Begin

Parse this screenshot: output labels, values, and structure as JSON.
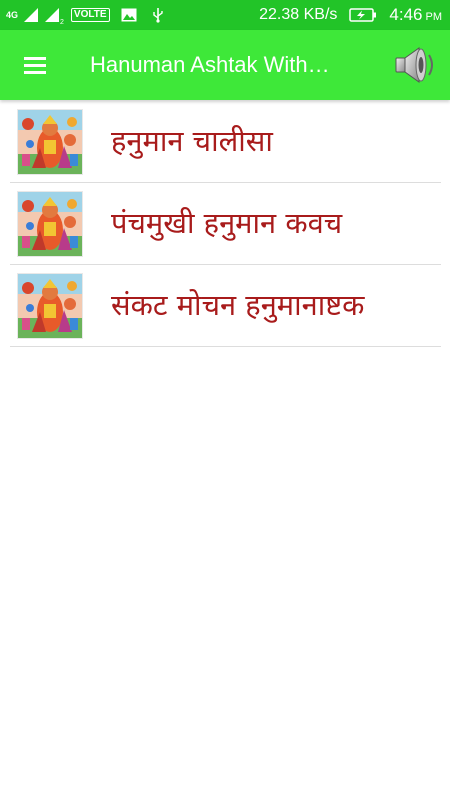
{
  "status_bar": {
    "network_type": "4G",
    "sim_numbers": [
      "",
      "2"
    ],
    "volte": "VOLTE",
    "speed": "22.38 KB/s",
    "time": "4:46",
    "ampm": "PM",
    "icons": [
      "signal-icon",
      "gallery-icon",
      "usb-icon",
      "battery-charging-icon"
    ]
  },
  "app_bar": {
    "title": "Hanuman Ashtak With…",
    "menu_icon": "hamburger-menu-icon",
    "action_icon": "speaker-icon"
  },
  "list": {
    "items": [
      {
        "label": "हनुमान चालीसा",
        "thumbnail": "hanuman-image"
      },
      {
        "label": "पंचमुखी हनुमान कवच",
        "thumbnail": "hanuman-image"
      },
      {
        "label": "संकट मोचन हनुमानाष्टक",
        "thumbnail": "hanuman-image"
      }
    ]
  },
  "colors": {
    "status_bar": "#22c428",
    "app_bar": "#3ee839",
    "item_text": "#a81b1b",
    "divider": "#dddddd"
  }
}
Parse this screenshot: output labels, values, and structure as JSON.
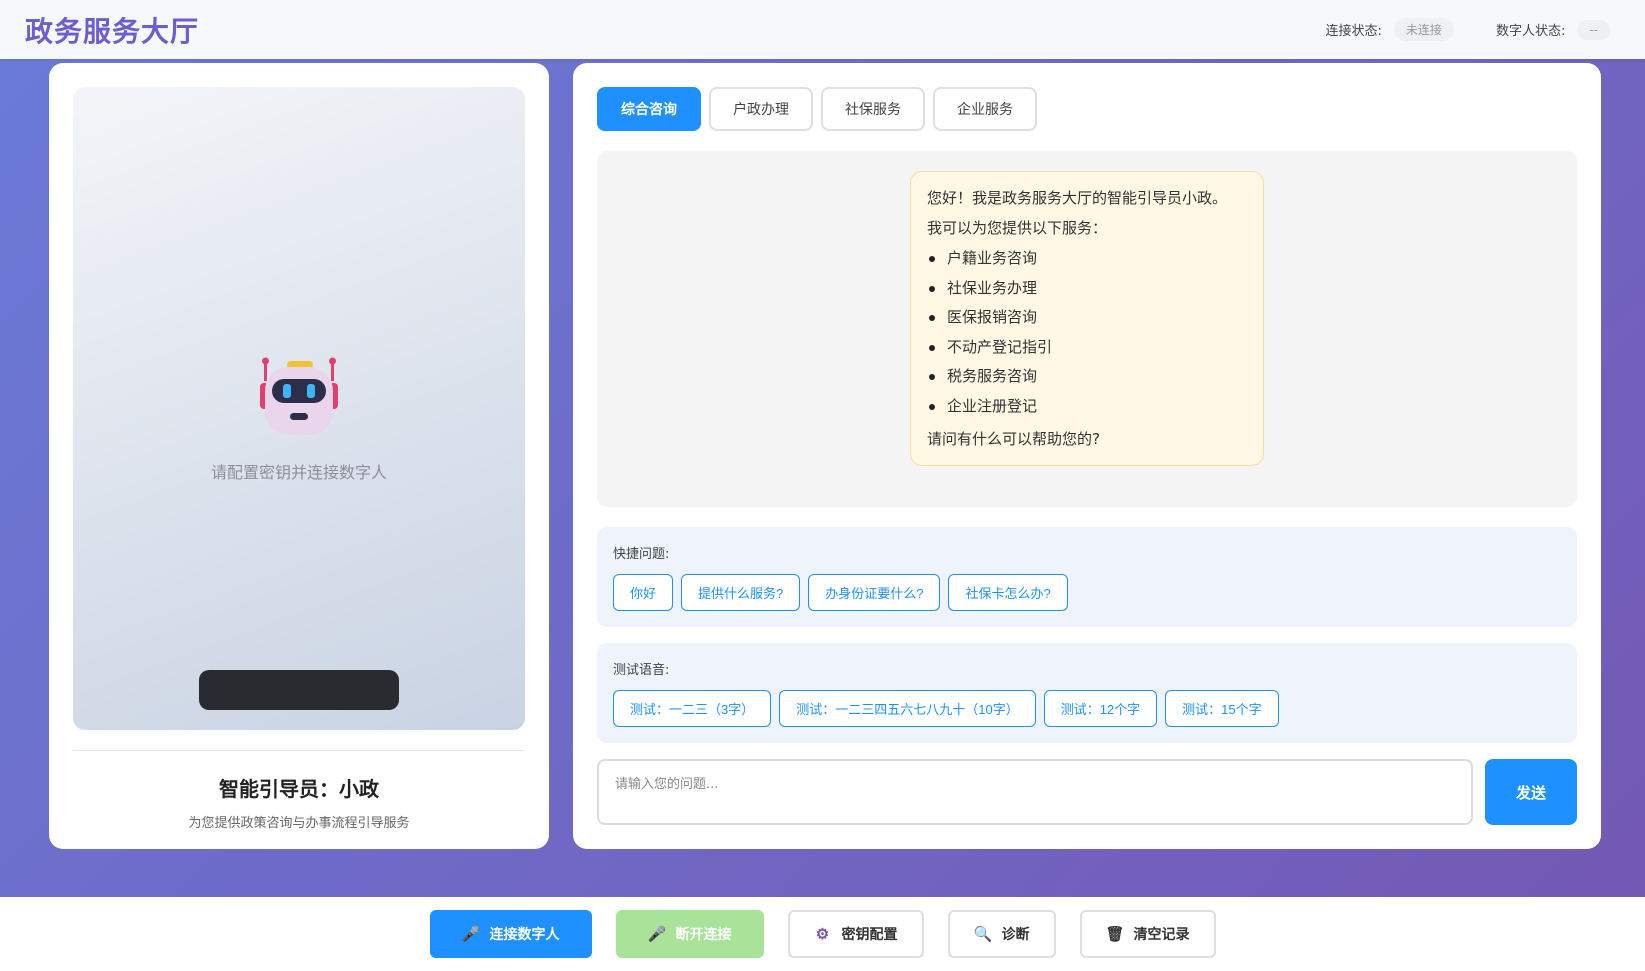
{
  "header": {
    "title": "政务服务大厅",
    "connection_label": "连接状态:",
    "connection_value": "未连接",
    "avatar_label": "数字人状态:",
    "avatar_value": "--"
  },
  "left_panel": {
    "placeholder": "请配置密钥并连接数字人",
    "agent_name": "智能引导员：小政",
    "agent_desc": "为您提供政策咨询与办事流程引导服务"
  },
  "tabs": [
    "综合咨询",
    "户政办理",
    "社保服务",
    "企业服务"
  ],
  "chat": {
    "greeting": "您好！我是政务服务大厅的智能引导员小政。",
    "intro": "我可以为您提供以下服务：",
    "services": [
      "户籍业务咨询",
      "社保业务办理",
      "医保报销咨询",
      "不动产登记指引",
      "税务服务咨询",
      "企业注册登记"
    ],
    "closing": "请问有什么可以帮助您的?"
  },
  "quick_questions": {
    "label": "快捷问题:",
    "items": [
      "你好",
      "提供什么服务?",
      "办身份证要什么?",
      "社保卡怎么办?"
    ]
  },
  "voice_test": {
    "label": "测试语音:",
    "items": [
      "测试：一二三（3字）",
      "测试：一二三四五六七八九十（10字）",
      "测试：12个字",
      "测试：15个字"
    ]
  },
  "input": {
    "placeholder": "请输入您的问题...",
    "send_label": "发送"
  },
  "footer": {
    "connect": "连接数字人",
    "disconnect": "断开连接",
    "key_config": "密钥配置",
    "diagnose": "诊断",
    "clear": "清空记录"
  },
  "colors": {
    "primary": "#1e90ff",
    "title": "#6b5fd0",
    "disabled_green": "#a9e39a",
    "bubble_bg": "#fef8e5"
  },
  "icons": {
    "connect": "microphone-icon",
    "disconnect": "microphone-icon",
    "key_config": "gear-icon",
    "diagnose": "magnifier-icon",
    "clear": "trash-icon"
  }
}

End

** Problem **
Which lines in the records above contain the string "title"? Copy each one.

** Answer **
    "title": "Hanuman Ashtak With…",
    "title": "政务服务大厅",
    "title": "#6b5fd0",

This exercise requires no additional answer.